■ **Requirement**: Check each line for the word "this" and report how many have it. Give nothing else.

■ **Rows**:
+ + +
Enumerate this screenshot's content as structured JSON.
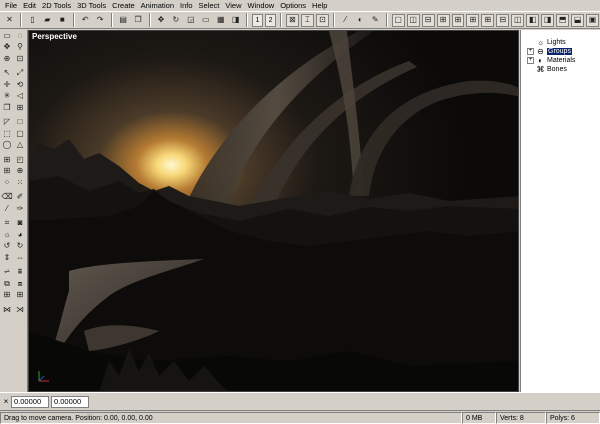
{
  "menubar": {
    "items": [
      "File",
      "Edit",
      "2D Tools",
      "3D Tools",
      "Create",
      "Animation",
      "Info",
      "Select",
      "View",
      "Window",
      "Options",
      "Help"
    ]
  },
  "toolbar": {
    "view_one": "1",
    "view_two": "2"
  },
  "viewport": {
    "label": "Perspective"
  },
  "tree": {
    "items": [
      {
        "label": "Lights",
        "icon": "light-icon"
      },
      {
        "label": "Groups",
        "icon": "group-icon"
      },
      {
        "label": "Materials",
        "icon": "material-icon"
      },
      {
        "label": "Bones",
        "icon": "bone-icon"
      }
    ]
  },
  "coords": {
    "x_label": "×",
    "value1": "0.00000",
    "value2": "0.00000"
  },
  "status": {
    "message": "Drag to move camera. Position: 0.00, 0.00, 0.00",
    "memory": "0 MB",
    "verts": "Verts: 8",
    "polys": "Polys: 6"
  }
}
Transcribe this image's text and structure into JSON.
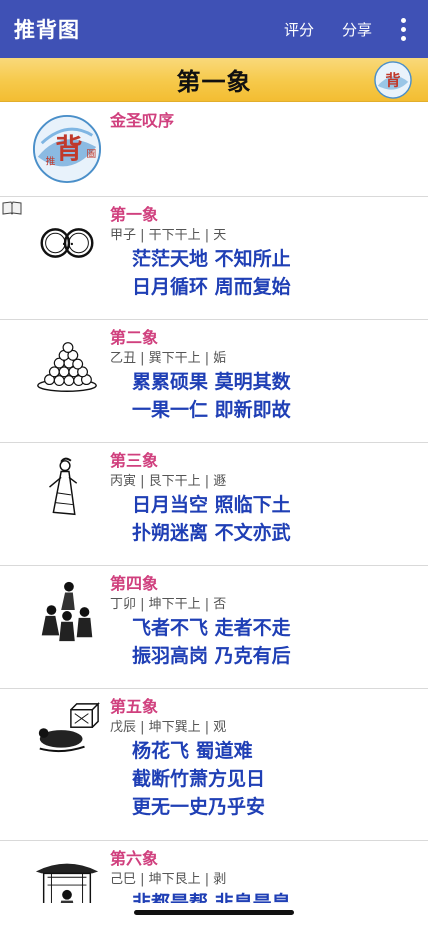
{
  "app": {
    "title": "推背图",
    "rate_label": "评分",
    "share_label": "分享"
  },
  "banner": {
    "title": "第一象",
    "logo_text": "推背圖"
  },
  "preface": {
    "title": "金圣叹序",
    "logo_text": "推背圖"
  },
  "items": [
    {
      "name": "第一象",
      "meta": "甲子 | 干下干上 | 天",
      "verses": [
        "茫茫天地  不知所止",
        "日月循环  周而复始"
      ]
    },
    {
      "name": "第二象",
      "meta": "乙丑 | 巽下干上 | 姤",
      "verses": [
        "累累硕果  莫明其数",
        "一果一仁  即新即故"
      ]
    },
    {
      "name": "第三象",
      "meta": "丙寅 | 艮下干上 | 遯",
      "verses": [
        "日月当空  照临下土",
        "扑朔迷离  不文亦武"
      ]
    },
    {
      "name": "第四象",
      "meta": "丁卯 | 坤下干上 | 否",
      "verses": [
        "飞者不飞  走者不走",
        "振羽高岗  乃克有后"
      ]
    },
    {
      "name": "第五象",
      "meta": "戊辰 | 坤下巽上 | 观",
      "verses": [
        "杨花飞  蜀道难",
        "截断竹萧方见日",
        "更无一史乃乎安"
      ]
    },
    {
      "name": "第六象",
      "meta": "己巳 | 坤下艮上 | 剥",
      "verses": [
        "非都是帮  非皇是皇"
      ]
    }
  ],
  "colors": {
    "appbar": "#3f51b5",
    "item_title": "#d0407e",
    "verse": "#1f3fb5",
    "banner": "#f6c94a"
  }
}
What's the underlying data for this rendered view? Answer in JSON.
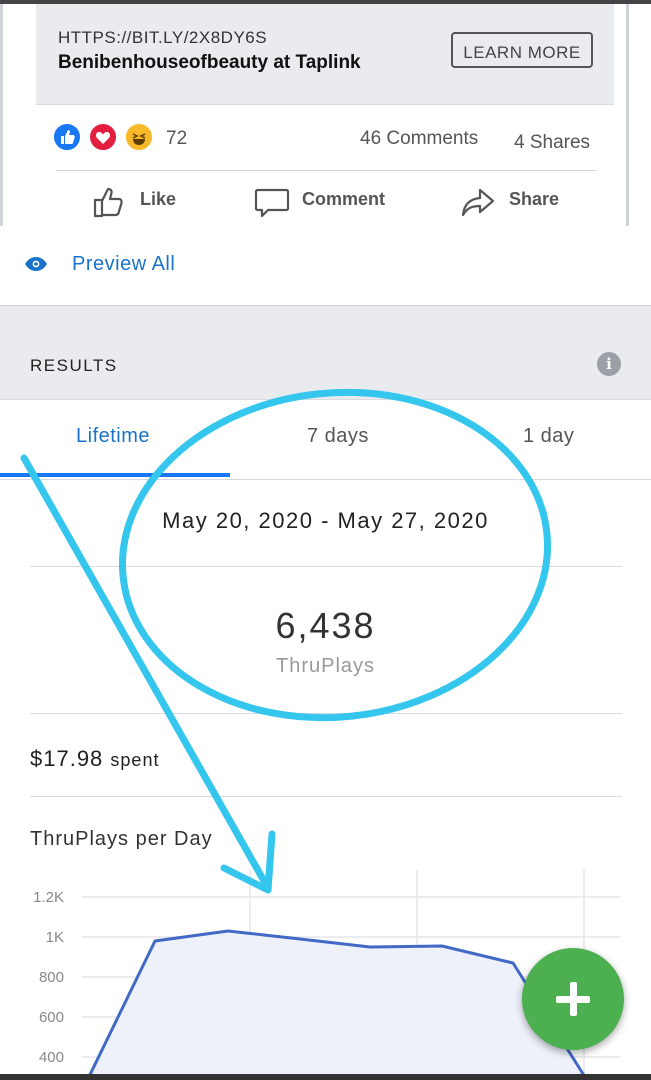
{
  "ad_post": {
    "link_url": "HTTPS://BIT.LY/2X8DY6S",
    "link_title": "Benibenhouseofbeauty at Taplink",
    "cta_label": "LEARN MORE",
    "reaction_icons": [
      "like-icon",
      "love-icon",
      "haha-icon"
    ],
    "reaction_count": "72",
    "comments": "46 Comments",
    "shares": "4 Shares",
    "actions": {
      "like": "Like",
      "comment": "Comment",
      "share": "Share"
    }
  },
  "preview": {
    "label": "Preview All",
    "icon": "eye-icon"
  },
  "results": {
    "title": "RESULTS",
    "info_icon": "i",
    "tabs": [
      "Lifetime",
      "7 days",
      "1 day"
    ],
    "active_tab": "Lifetime",
    "date_range": "May 20, 2020 - May 27, 2020",
    "metric_value": "6,438",
    "metric_label": "ThruPlays",
    "spent_amount": "$17.98",
    "spent_label": "spent",
    "chart_title": "ThruPlays per Day"
  },
  "colors": {
    "accent_blue": "#1a73c8",
    "tab_underline": "#1877f2",
    "line": "#4169c6",
    "area_fill": "#eef1fa",
    "fab": "#4caf50",
    "annotation": "#35c6ee"
  },
  "chart_data": {
    "type": "area",
    "title": "ThruPlays per Day",
    "xlabel": "",
    "ylabel": "",
    "y_tick_labels": [
      "1.2K",
      "1K",
      "800",
      "600",
      "400"
    ],
    "y_ticks": [
      1200,
      1000,
      800,
      600,
      400
    ],
    "ylim": [
      400,
      1200
    ],
    "grid": true,
    "series": [
      {
        "values": [
          250,
          980,
          1030,
          990,
          950,
          955,
          870,
          300
        ]
      }
    ]
  }
}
+ + +
■ **Output of the task**: 3